Эти идеи оказались востребованы лишь в 2010-х: после «консервативного поворота Путина» (Мюнхенская речь 2007 года), мировых экономических кризисов, провала идеи «Европа от Атлантики до Владивостока» и ряда других событий, обостривших конфронтацию РФ со странами евроатлантики. Страна, многие годы ориентированная на США и Европу, наконец, обратилась к Востоку: «внутреннему» и «внешнему». Пришло осознание, что время доминирующего влияния евроатлантической цивилизации уходит. Со второй половины ХХ века именно она задавала правила «большой игры»: игры по правилам США и контролируемой ими «большой Европы». Но к концу 2010-х правила стали меняться. На это обратили внимание аналитики Совета по внешней и оборонной политике. Так и не решившись окончательно порвать с европейским курсом, они предложили МИД России проект создания «Большой Евразии».

Проект «Большая Евразия»

Он базировался на верном обобщении изменения баланса факторов, определяющих современную мировую динамику. Если ранее система отношений между государствами опиралась на международное право и осуществлялась через систему международных институтов, то теперь во главу угла внешней политики национальных государств ставился их силовой потенциал: «В мире установился "закон джунглей", о котором под возмущенные крики предупреждали русские». И в этой «борьбе без правил мы, русские, с нашей историей, лихостью, идеологической незашоренностью, готовностью к риску имеем конкурентное преимущество. Надо лишь расстаться с глупостью следования в русле других правил и институтов, которые партнеры беспардонно отбрасывают. Если миру предлагается "закон джунглей", нужно играть по "законам тайги"» [3].

Устаревание западоцентризма в политике и мышлении означает перспективность движения России в направлении «Большой Евразии» — нового концептуального пространства «геополитического, геоэкономического и геоидеологического мышления, задающего вектор взаимодействия государств континента». Оно должно быть нацелено «на совместное экономическое, политическое, культурное возрождение и развитие десятков в прошлом частью отсталых или подавлявшихся евроазиатских стран, превращение Евразии в центр мировой экономики и политики» [4. С.275].

По мнению авторов проекта, помимо России и Китая, он будет включать в себя страны Восточной, Юго-Восточной и Южной Азии, где все будут договариваться и налаживать сотрудничество [4. С.276-277]. Правда, было не понятно, как быть с неизбежной экономической и политической конкуренцией независимых государств, вероятным соперничеством Китая, Индии и России. Однако эта идея была (и остается) привлекательной в силу ее социокультурного характера: оппонируя прежнему проекту «Большой Европы» (от Атлантики до Владивостока), «Большая Евразия» представляла собой макрорегиональный проект совместного цивилизационного развития, куда по мнению его разработчиков, войдут и некоторые страны Европы. «Если рассуждать о будущей картине мира, то Европа… разобьется на части: одна будет в системе "Америка+" с США, а другая — в Евразии. Уже сейчас примерно ясно, где будет проходить граница. Вопрос только в том, куда решит пойти Германия... Скорее всего в Евразию» [9].

- - -

◆ **УСЛОВИЯ ЗАДАНИЙ**
1. Перечислите все качества, которые, согласно приведенной в тексте о проекте «Большая Евразия» цитате, дают русским конкурентное преимущество в «борьбе без правил».
2. Продолжите текст о проекте «Большая Евразия», начиная сразу после его последнего предложения.

- - -

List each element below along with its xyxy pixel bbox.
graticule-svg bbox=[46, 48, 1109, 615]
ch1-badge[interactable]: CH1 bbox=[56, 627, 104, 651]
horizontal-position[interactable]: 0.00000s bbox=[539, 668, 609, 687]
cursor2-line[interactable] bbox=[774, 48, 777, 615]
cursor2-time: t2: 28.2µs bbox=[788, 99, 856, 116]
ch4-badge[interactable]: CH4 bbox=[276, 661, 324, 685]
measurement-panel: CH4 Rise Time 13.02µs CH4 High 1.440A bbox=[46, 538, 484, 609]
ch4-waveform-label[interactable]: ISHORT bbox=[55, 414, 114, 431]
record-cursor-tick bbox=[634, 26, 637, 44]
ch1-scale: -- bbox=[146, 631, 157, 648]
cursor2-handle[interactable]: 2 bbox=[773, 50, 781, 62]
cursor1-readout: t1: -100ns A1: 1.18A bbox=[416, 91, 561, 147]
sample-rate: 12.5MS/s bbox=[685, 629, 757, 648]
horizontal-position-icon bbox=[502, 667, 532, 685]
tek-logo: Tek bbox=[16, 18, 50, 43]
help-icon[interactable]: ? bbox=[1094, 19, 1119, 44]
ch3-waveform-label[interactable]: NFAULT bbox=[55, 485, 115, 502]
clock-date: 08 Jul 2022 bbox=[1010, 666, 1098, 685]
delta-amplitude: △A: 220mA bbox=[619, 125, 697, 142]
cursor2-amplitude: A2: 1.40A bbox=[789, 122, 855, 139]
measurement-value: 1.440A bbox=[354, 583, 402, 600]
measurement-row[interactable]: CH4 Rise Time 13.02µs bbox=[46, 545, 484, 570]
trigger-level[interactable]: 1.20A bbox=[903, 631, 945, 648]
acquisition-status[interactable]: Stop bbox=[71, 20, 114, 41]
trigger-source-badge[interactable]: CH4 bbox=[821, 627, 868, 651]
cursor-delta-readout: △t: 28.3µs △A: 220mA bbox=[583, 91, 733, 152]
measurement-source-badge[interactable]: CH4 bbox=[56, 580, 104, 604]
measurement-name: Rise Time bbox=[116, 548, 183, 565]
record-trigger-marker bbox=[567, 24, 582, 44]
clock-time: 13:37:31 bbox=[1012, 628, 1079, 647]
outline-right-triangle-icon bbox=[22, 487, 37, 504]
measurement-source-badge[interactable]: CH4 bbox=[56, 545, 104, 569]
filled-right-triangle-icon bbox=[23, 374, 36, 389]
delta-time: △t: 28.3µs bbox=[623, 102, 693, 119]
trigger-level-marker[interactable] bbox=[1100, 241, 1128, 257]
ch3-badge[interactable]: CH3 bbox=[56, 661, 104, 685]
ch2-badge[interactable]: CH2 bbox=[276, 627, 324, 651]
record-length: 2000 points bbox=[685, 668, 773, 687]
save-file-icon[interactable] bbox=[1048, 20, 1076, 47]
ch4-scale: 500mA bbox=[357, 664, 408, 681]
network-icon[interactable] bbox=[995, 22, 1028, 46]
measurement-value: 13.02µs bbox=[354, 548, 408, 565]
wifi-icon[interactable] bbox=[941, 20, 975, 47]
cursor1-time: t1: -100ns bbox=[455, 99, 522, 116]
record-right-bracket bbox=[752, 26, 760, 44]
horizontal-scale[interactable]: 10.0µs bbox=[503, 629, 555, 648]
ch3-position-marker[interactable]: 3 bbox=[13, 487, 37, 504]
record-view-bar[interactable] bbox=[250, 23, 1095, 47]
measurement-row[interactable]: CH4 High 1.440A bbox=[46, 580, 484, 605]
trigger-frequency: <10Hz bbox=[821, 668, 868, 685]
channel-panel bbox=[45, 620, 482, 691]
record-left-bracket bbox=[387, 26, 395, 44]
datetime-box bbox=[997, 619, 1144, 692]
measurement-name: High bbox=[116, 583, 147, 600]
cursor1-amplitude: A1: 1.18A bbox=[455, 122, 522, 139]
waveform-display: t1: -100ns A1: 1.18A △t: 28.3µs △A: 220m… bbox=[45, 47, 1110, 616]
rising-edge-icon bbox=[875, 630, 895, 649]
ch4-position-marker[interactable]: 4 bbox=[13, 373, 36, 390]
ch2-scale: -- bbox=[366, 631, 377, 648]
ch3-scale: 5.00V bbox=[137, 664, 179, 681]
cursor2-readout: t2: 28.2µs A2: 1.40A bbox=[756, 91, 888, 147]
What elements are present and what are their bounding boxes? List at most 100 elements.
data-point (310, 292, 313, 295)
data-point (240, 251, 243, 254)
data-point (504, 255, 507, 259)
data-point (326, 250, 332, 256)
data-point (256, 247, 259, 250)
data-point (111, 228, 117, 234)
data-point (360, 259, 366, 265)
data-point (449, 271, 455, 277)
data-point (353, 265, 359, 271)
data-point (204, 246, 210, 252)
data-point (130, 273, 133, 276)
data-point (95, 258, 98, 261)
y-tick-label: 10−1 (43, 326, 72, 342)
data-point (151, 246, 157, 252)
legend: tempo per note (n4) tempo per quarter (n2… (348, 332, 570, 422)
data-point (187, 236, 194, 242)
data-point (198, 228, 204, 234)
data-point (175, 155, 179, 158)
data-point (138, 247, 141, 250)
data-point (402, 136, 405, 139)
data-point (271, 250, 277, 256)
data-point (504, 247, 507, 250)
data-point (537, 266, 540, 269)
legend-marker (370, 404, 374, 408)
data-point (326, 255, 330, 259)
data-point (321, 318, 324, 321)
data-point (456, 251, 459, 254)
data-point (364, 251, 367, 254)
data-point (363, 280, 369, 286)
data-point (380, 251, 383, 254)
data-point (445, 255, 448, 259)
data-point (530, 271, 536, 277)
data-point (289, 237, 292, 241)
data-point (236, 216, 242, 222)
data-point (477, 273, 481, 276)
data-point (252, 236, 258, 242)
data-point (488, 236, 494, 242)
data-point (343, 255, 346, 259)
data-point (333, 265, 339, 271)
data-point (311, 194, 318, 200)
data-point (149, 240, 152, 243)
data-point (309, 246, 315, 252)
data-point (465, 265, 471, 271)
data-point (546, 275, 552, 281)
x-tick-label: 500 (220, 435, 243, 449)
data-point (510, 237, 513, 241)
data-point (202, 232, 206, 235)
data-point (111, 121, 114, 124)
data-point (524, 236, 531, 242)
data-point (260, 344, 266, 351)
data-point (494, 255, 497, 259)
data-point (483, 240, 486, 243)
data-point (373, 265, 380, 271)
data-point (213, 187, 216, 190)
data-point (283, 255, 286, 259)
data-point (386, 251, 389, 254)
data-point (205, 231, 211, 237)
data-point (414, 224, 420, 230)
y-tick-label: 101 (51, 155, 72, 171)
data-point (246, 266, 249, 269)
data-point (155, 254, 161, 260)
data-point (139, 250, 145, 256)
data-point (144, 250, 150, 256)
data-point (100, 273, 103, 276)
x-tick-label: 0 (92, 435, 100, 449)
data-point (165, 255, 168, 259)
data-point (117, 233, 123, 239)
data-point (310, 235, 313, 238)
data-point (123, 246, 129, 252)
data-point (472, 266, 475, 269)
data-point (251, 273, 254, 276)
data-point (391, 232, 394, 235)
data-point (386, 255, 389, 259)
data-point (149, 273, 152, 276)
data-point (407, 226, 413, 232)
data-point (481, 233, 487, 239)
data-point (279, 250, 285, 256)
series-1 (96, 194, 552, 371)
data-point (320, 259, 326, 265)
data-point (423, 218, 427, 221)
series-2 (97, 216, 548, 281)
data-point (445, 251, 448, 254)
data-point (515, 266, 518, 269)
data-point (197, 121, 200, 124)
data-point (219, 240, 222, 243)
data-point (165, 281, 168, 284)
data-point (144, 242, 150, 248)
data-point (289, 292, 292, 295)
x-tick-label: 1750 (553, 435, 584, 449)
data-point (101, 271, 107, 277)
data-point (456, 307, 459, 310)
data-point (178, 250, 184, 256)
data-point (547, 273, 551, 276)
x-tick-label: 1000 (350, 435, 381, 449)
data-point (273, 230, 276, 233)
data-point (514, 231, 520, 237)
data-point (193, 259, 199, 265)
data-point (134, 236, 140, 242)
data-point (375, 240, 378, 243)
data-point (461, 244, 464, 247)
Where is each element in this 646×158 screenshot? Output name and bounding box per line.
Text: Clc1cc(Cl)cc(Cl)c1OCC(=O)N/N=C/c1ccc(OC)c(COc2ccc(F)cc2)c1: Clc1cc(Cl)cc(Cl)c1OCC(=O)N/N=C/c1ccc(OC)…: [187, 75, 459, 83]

- - -

◆ **ОТВЕТЫ ПО ЗАДАНИЯМ**
1.
- история
- лихость
- идеологическая незашоренность
- готовность к риску

2.
История показала ошибочность этих построений. Западные страны не только не изъявили желания встраиваться в проект «Большая Евразия», но и проигнорировали предложенный В. В. Путиным инвариант этого проекта: формирование «Большого евразийского партнерства», которое должно было бы объединить общеконтинентальные усилия с участием стран ЕАЭС, ШОС, АСЕАН и быть открытом для стран ЕС. Последние избрали политику силового давления на Россию (расширения НАТО) и санкций. А страны иной континентальной принадлежности больше интересовала возможность использования России в качестве транзитного коридора, поставщика сырьевых ресурсов, современного оружия, космических услуг (объем которых неуклонно сокращается) и, конечно, в качестве «толкача» для включения в состав непостоянных членов Совета Безопасности ООН. Россия в этом вопросе шла им навстречу. Но ее внешнеполитические возможности были ограничены, а экономическое положение в начале 2020-х, особенно после введения санкций, оставляло желать лучшего. Единственное, что действительно сближало и сближает Россию с ее главными партнерами в Евразии (Индией и Китаем) — это их объективное ценностно-смысловое противостояние Западу в качестве особых «стран-цивилизаций», вынужденных осуществлять политику «догоняющего развития» без утраты своей цивилизационной идентичности.

Это противостояние усилилось после попыток США сдержать развитие новых мировых центров, объявления в 2020 году «холодной войны» Китаю, что естественным образом сблизило его с Россией и повысило шансы на реализацию другого макрорегионального проекта: создания треугольника «Россия — Индия — Китай» как тактического дипломатического альянса трех цивилизаций, государственные интересы которых не обеспечиваются евроатлантической версией глобализации. В качестве дипломатических коалиций альянсы не раз подтверждали свою эффективность в условиях несовпадения многих национальных интересов суверенных государств. Не будем забывать: хотя Китай и Индия не имеют в гербе двуглавого орла, они, как и Россия, внимательно смотрят и на Восток, и на Запад, ища краткосрочные и долговременные выгоды для себя. Эти выгоды довольно очевидны в условиях стабильного мирового порядка, но сомнительны в контексте набирающей темп поляризации мира.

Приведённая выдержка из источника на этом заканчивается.